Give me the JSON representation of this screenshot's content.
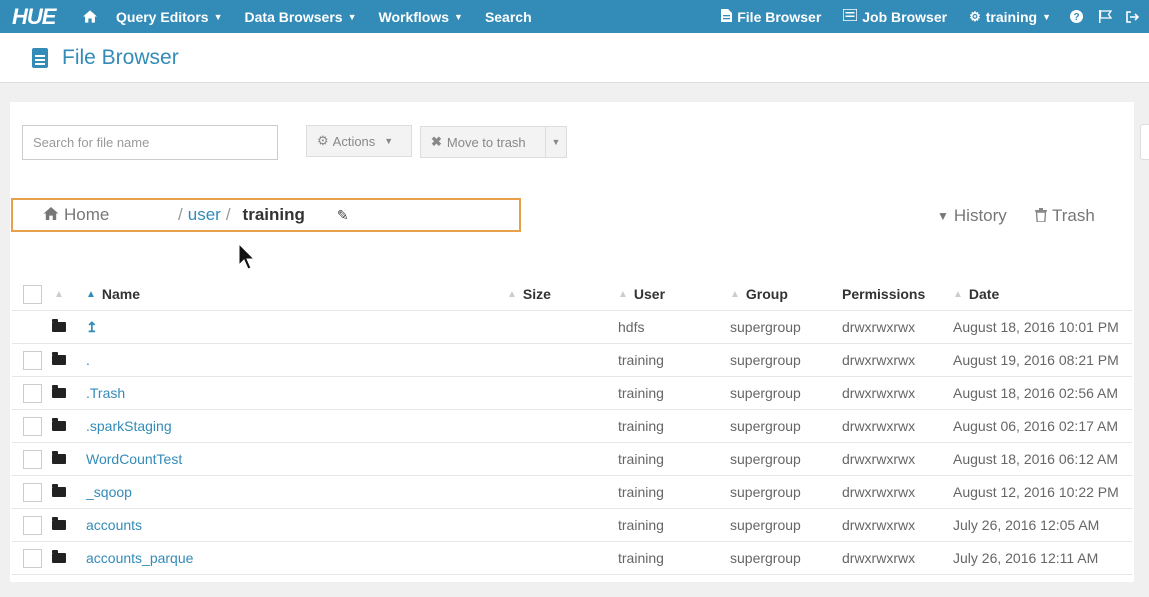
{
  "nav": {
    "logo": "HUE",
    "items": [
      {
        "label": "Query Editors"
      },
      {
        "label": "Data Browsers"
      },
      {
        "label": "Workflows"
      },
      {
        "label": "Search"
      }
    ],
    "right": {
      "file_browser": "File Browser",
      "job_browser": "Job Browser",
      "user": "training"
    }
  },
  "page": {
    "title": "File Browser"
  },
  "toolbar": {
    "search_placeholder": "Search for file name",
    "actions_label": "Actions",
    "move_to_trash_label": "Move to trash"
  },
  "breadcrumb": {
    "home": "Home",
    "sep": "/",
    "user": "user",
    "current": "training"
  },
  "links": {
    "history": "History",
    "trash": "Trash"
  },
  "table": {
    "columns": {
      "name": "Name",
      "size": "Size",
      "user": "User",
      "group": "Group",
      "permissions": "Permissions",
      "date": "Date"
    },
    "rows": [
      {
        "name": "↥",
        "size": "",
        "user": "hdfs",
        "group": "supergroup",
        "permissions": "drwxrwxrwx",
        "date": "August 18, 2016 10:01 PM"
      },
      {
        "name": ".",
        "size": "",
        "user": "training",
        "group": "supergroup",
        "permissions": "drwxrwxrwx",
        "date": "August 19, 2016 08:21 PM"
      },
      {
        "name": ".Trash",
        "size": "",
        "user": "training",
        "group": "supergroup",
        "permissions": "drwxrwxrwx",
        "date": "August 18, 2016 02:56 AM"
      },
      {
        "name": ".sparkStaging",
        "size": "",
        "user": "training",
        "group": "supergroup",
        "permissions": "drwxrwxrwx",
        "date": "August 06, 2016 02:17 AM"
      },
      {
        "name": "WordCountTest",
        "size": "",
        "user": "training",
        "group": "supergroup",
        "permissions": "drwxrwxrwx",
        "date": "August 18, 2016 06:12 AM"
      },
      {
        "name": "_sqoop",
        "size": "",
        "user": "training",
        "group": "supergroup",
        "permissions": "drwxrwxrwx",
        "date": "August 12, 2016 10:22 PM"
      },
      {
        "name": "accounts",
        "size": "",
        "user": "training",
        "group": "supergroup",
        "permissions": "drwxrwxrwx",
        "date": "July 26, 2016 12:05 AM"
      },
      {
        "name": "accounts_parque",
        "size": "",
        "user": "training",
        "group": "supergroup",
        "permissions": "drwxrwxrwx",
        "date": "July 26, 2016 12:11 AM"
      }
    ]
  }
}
+++++
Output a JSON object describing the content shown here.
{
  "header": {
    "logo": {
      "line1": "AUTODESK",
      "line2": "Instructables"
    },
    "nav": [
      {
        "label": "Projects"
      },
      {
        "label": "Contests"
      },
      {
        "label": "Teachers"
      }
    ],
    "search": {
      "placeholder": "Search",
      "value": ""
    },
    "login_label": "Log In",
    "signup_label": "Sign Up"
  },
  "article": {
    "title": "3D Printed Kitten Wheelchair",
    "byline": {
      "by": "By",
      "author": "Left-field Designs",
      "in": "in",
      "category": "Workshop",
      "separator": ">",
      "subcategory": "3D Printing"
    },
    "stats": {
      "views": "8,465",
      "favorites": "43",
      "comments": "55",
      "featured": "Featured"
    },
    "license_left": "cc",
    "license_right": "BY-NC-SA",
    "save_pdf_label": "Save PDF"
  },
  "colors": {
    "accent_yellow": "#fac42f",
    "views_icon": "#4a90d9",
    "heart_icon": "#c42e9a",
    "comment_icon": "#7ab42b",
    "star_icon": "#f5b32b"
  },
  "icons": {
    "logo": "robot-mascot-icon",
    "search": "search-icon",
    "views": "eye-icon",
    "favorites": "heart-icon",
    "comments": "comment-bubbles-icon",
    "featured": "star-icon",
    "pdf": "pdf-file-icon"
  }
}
+++++
Scan the listing above and copy all lines containing the word "comments".

### [WRITTEN RESPONSE]
      "comments": "55",
    "comments": "comment-bubbles-icon",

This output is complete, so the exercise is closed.